Records from a collection of figures
++++++++

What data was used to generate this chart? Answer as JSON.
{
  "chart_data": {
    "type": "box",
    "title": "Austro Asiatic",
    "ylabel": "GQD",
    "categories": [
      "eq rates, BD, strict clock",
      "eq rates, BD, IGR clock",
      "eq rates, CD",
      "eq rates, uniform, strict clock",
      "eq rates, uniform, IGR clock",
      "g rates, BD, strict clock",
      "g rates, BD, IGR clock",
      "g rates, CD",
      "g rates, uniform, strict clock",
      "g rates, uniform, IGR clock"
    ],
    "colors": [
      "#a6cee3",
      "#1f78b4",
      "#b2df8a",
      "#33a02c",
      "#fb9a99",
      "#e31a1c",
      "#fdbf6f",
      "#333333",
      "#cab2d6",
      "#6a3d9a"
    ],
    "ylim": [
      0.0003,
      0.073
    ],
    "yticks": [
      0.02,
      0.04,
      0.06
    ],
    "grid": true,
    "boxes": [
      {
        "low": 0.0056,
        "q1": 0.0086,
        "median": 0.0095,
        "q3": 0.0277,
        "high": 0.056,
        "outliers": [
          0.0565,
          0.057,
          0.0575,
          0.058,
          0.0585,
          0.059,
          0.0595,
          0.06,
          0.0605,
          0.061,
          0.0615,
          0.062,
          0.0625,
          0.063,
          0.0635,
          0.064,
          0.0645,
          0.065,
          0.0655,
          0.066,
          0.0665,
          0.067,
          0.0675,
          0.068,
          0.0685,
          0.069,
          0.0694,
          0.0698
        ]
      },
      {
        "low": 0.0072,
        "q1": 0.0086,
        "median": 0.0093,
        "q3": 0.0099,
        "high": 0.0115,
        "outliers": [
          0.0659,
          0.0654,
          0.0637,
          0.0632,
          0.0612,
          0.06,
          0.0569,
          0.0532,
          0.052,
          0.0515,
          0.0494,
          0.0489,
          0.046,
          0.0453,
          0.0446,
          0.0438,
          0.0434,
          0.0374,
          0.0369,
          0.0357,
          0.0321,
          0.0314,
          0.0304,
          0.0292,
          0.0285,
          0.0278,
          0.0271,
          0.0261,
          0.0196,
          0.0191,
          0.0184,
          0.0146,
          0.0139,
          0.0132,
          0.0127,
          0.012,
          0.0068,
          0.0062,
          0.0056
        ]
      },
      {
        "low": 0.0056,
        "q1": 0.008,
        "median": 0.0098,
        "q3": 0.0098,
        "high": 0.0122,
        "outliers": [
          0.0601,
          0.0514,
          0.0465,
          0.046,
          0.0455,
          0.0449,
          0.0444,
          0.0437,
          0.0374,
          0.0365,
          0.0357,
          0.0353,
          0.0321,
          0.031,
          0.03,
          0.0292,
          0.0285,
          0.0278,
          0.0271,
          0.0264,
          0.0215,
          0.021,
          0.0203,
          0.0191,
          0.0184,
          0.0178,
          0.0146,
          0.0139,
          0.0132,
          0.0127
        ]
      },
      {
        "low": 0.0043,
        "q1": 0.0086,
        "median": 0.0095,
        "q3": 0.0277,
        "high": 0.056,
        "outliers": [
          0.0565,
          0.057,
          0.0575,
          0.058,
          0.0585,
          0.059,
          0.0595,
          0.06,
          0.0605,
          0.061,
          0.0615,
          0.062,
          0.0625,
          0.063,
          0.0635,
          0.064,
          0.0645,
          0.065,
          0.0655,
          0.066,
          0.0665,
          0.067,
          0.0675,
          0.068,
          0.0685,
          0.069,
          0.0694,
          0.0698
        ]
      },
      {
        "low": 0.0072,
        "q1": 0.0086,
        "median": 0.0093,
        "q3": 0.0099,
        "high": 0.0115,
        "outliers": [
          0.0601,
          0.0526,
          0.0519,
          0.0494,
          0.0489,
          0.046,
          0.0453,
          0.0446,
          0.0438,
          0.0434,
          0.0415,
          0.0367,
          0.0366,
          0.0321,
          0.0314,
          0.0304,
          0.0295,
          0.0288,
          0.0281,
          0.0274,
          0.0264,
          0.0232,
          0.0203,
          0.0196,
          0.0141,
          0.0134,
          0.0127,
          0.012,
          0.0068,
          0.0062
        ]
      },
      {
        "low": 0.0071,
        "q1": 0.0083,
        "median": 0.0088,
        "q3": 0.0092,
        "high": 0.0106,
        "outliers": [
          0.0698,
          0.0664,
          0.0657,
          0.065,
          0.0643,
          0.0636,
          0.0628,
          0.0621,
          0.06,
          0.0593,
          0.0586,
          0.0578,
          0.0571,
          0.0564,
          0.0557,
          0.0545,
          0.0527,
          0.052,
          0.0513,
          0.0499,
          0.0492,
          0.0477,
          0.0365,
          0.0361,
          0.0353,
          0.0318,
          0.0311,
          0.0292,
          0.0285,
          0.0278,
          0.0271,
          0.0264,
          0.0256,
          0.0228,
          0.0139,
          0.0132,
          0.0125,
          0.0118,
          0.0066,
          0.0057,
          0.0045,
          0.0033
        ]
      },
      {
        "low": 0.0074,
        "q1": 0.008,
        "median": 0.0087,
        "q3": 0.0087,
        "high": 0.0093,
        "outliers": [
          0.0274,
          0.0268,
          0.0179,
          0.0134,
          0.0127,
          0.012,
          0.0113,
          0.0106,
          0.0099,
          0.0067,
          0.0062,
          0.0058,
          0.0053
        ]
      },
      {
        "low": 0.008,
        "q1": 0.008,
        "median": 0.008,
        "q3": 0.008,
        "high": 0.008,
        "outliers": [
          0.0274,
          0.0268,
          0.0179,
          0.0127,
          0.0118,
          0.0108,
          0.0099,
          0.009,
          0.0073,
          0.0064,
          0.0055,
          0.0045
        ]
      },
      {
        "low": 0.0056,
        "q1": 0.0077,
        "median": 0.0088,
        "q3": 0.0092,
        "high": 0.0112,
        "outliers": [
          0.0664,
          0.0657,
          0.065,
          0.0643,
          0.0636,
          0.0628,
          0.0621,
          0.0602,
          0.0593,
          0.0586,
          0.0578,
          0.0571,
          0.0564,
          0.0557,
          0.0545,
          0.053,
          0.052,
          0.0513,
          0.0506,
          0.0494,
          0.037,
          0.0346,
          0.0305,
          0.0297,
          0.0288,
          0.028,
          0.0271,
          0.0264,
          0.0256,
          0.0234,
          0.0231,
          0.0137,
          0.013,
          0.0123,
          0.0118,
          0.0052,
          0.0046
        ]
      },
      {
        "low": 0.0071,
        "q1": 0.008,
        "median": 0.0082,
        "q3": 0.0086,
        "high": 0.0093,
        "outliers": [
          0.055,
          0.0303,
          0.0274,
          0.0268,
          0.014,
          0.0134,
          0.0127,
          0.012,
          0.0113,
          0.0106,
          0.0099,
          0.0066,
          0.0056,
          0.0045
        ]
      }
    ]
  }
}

++++++++

• **WRITTEN PROBLEM**:
Leave out every line without the string "uniform" and copy the rest.

• **OUTPUT BELOW**:
      "eq rates, uniform, strict clock",
      "eq rates, uniform, IGR clock",
      "g rates, uniform, strict clock",
      "g rates, uniform, IGR clock"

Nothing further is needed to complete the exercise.